▶ [GIVEN TASK] Copy all the material that follows, keeping every character the same.

-- begin --

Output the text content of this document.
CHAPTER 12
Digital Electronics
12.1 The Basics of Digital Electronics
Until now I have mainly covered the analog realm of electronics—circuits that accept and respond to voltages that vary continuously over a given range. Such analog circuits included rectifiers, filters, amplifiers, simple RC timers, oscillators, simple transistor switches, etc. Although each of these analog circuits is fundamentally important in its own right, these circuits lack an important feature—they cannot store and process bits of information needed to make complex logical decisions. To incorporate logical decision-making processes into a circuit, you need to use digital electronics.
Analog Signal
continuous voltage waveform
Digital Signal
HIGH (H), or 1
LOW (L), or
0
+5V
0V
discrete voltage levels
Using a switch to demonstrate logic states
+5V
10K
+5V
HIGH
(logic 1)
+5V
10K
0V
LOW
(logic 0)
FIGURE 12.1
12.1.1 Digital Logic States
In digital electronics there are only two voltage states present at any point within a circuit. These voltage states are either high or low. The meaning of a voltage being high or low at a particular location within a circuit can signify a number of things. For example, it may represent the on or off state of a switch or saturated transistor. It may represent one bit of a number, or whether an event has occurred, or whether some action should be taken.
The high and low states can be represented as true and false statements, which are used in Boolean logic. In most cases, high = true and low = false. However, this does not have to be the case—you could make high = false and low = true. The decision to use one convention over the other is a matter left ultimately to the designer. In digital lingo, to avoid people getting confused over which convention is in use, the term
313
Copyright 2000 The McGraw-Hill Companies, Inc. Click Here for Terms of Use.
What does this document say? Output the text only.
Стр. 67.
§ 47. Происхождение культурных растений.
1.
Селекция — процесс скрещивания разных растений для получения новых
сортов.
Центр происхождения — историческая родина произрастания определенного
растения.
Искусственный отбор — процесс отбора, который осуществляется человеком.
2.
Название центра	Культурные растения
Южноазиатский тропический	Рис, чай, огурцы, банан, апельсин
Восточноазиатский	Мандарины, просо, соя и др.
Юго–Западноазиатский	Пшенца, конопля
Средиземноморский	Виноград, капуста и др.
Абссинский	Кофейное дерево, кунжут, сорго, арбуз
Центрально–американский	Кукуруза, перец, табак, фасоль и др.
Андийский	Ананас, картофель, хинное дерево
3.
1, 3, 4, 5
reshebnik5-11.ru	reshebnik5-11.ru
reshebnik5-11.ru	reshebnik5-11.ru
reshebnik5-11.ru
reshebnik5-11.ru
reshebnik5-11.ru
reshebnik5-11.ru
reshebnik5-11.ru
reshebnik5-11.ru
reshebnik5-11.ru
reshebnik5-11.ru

-- end --

▶ [ANSWER TO THE EXERCISE]
Output the text content of this document.
CHAPTER 12
Digital Electronics
12.1 The Basics of Digital Electronics
Until now I have mainly covered the analog realm of electronics—circuits that accept and respond to voltages that vary continuously over a given range. Such analog circuits included rectifiers, filters, amplifiers, simple RC timers, oscillators, simple transistor switches, etc. Although each of these analog circuits is fundamentally important in its own right, these circuits lack an important feature—they cannot store and process bits of information needed to make complex logical decisions. To incorporate logical decision-making processes into a circuit, you need to use digital electronics.
Analog Signal
continuous voltage waveform
Digital Signal
HIGH (H), or 1
LOW (L), or
0
+5V
0V
discrete voltage levels
Using a switch to demonstrate logic states
+5V
10K
+5V
HIGH
(logic 1)
+5V
10K
0V
LOW
(logic 0)
FIGURE 12.1
12.1.1 Digital Logic States
In digital electronics there are only two voltage states present at any point within a circuit. These voltage states are either high or low. The meaning of a voltage being high or low at a particular location within a circuit can signify a number of things. For example, it may represent the on or off state of a switch or saturated transistor. It may represent one bit of a number, or whether an event has occurred, or whether some action should be taken.
The high and low states can be represented as true and false statements, which are used in Boolean logic. In most cases, high = true and low = false. However, this does not have to be the case—you could make high = false and low = true. The decision to use one convention over the other is a matter left ultimately to the designer. In digital lingo, to avoid people getting confused over which convention is in use, the term
313
Copyright 2000 The McGraw-Hill Companies, Inc. Click Here for Terms of Use.
What does this document say? Output the text only.
Стр. 67.
§ 47. Происхождение культурных растений.
1.
Селекция — процесс скрещивания разных растений для получения новых
сортов.
Центр происхождения — историческая родина произрастания определенного
растения.
Искусственный отбор — процесс отбора, который осуществляется человеком.
2.
Название центра	Культурные растения
Южноазиатский тропический	Рис, чай, огурцы, банан, апельсин
Восточноазиатский	Мандарины, просо, соя и др.
Юго–Западноазиатский	Пшенца, конопля
Средиземноморский	Виноград, капуста и др.
Абссинский	Кофейное дерево, кунжут, сорго, арбуз
Центрально–американский	Кукуруза, перец, табак, фасоль и др.
Андийский	Ананас, картофель, хинное дерево
3.
1, 3, 4, 5
reshebnik5-11.ru	reshebnik5-11.ru
reshebnik5-11.ru	reshebnik5-11.ru
reshebnik5-11.ru
reshebnik5-11.ru
reshebnik5-11.ru
reshebnik5-11.ru
reshebnik5-11.ru
reshebnik5-11.ru
reshebnik5-11.ru
reshebnik5-11.ru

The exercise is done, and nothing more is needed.